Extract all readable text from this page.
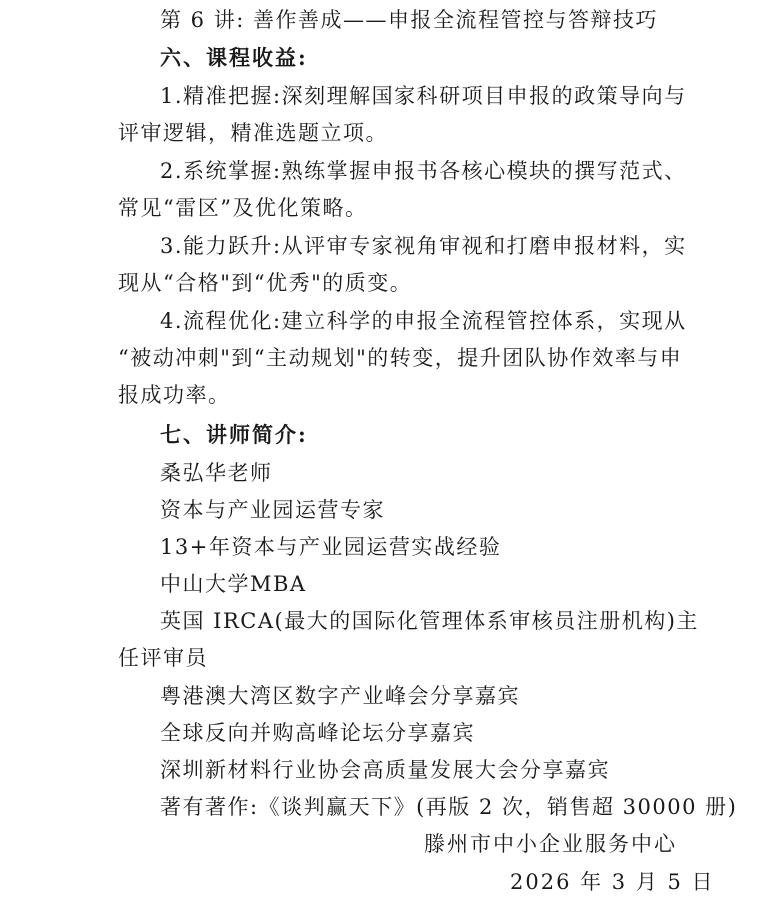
第 6 讲: 善作善成——申报全流程管控与答辩技巧
六、课程收益:
1.精准把握:深刻理解国家科研项目申报的政策导向与
评审逻辑，精准选题立项。
2.系统掌握:熟练掌握申报书各核心模块的撰写范式、
常见“雷区”及优化策略。
3.能力跃升:从评审专家视角审视和打磨申报材料，实
现从“合格"到“优秀"的质变。
4.流程优化:建立科学的申报全流程管控体系，实现从
“被动冲刺"到“主动规划"的转变，提升团队协作效率与申
报成功率。
七、讲师简介:
桑弘华老师
资本与产业园运营专家
13+年资本与产业园运营实战经验
中山大学MBA
英国 IRCA(最大的国际化管理体系审核员注册机构)主
任评审员
粤港澳大湾区数字产业峰会分享嘉宾
全球反向并购高峰论坛分享嘉宾
深圳新材料行业协会高质量发展大会分享嘉宾
著有著作:《谈判赢天下》(再版 2 次，销售超 30000 册)
滕州市中小企业服务中心
2026 年 3 月 5 日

# Requirements
Copy each line in full and exactly, omitting any picture.

# Solution to the exercise
Extract all readable text from this page.
第 6 讲: 善作善成——申报全流程管控与答辩技巧
六、课程收益:
1.精准把握:深刻理解国家科研项目申报的政策导向与
评审逻辑，精准选题立项。
2.系统掌握:熟练掌握申报书各核心模块的撰写范式、
常见“雷区”及优化策略。
3.能力跃升:从评审专家视角审视和打磨申报材料，实
现从“合格"到“优秀"的质变。
4.流程优化:建立科学的申报全流程管控体系，实现从
“被动冲刺"到“主动规划"的转变，提升团队协作效率与申
报成功率。
七、讲师简介:
桑弘华老师
资本与产业园运营专家
13+年资本与产业园运营实战经验
中山大学MBA
英国 IRCA(最大的国际化管理体系审核员注册机构)主
任评审员
粤港澳大湾区数字产业峰会分享嘉宾
全球反向并购高峰论坛分享嘉宾
深圳新材料行业协会高质量发展大会分享嘉宾
著有著作:《谈判赢天下》(再版 2 次，销售超 30000 册)
滕州市中小企业服务中心
2026 年 3 月 5 日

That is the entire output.